Work instructions → Extract every record, keeping each one exactly as it is.

Record excerpts →
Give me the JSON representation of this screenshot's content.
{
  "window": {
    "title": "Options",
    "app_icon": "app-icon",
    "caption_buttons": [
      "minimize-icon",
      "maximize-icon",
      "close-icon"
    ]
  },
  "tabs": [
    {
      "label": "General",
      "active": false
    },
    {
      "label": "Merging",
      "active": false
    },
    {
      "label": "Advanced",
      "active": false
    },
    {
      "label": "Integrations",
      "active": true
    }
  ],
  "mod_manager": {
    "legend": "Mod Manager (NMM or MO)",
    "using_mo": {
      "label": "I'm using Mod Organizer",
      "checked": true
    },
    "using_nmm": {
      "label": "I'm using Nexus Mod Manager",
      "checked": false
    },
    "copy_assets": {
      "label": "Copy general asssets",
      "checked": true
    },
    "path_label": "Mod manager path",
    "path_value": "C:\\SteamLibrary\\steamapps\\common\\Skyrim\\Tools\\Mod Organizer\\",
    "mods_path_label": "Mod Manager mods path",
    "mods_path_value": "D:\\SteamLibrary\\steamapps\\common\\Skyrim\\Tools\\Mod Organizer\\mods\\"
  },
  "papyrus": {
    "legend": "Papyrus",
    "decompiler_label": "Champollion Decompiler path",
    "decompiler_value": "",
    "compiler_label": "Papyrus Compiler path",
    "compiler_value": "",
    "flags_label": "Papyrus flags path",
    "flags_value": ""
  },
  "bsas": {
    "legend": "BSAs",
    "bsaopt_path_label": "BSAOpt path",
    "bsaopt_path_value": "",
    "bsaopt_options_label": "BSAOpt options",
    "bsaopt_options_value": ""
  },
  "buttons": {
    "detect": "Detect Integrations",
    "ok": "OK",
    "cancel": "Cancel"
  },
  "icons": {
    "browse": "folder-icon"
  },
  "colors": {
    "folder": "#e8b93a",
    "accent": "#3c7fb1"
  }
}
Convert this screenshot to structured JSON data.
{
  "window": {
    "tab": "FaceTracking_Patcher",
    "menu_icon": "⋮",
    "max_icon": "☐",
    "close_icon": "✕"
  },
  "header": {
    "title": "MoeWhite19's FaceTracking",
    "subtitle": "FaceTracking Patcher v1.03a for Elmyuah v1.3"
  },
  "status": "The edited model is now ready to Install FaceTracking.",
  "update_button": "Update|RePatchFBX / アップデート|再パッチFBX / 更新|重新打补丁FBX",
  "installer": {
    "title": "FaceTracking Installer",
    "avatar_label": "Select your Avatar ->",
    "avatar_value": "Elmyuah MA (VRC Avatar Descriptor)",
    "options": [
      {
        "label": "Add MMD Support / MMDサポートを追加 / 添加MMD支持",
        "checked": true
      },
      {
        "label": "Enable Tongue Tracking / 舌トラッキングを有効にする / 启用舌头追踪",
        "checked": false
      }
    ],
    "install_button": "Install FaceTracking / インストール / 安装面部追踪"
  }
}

The response →
Give me the JSON representation of this screenshot's content.
{
  "window": {
    "title": "Options",
    "app_icon": "app-icon",
    "caption_buttons": [
      "minimize-icon",
      "maximize-icon",
      "close-icon"
    ]
  },
  "tabs": [
    {
      "label": "General",
      "active": false
    },
    {
      "label": "Merging",
      "active": false
    },
    {
      "label": "Advanced",
      "active": false
    },
    {
      "label": "Integrations",
      "active": true
    }
  ],
  "mod_manager": {
    "legend": "Mod Manager (NMM or MO)",
    "using_mo": {
      "label": "I'm using Mod Organizer",
      "checked": true
    },
    "using_nmm": {
      "label": "I'm using Nexus Mod Manager",
      "checked": false
    },
    "copy_assets": {
      "label": "Copy general asssets",
      "checked": true
    },
    "path_label": "Mod manager path",
    "path_value": "C:\\SteamLibrary\\steamapps\\common\\Skyrim\\Tools\\Mod Organizer\\",
    "mods_path_label": "Mod Manager mods path",
    "mods_path_value": "D:\\SteamLibrary\\steamapps\\common\\Skyrim\\Tools\\Mod Organizer\\mods\\"
  },
  "papyrus": {
    "legend": "Papyrus",
    "decompiler_label": "Champollion Decompiler path",
    "decompiler_value": "",
    "compiler_label": "Papyrus Compiler path",
    "compiler_value": "",
    "flags_label": "Papyrus flags path",
    "flags_value": ""
  },
  "bsas": {
    "legend": "BSAs",
    "bsaopt_path_label": "BSAOpt path",
    "bsaopt_path_value": "",
    "bsaopt_options_label": "BSAOpt options",
    "bsaopt_options_value": ""
  },
  "buttons": {
    "detect": "Detect Integrations",
    "ok": "OK",
    "cancel": "Cancel"
  },
  "icons": {
    "browse": "folder-icon"
  },
  "colors": {
    "folder": "#e8b93a",
    "accent": "#3c7fb1"
  }
}
Convert this screenshot to structured JSON data.
{
  "window": {
    "tab": "FaceTracking_Patcher",
    "menu_icon": "⋮",
    "max_icon": "☐",
    "close_icon": "✕"
  },
  "header": {
    "title": "MoeWhite19's FaceTracking",
    "subtitle": "FaceTracking Patcher v1.03a for Elmyuah v1.3"
  },
  "status": "The edited model is now ready to Install FaceTracking.",
  "update_button": "Update|RePatchFBX / アップデート|再パッチFBX / 更新|重新打补丁FBX",
  "installer": {
    "title": "FaceTracking Installer",
    "avatar_label": "Select your Avatar ->",
    "avatar_value": "Elmyuah MA (VRC Avatar Descriptor)",
    "options": [
      {
        "label": "Add MMD Support / MMDサポートを追加 / 添加MMD支持",
        "checked": true
      },
      {
        "label": "Enable Tongue Tracking / 舌トラッキングを有効にする / 启用舌头追踪",
        "checked": false
      }
    ],
    "install_button": "Install FaceTracking / インストール / 安装面部追踪"
  }
}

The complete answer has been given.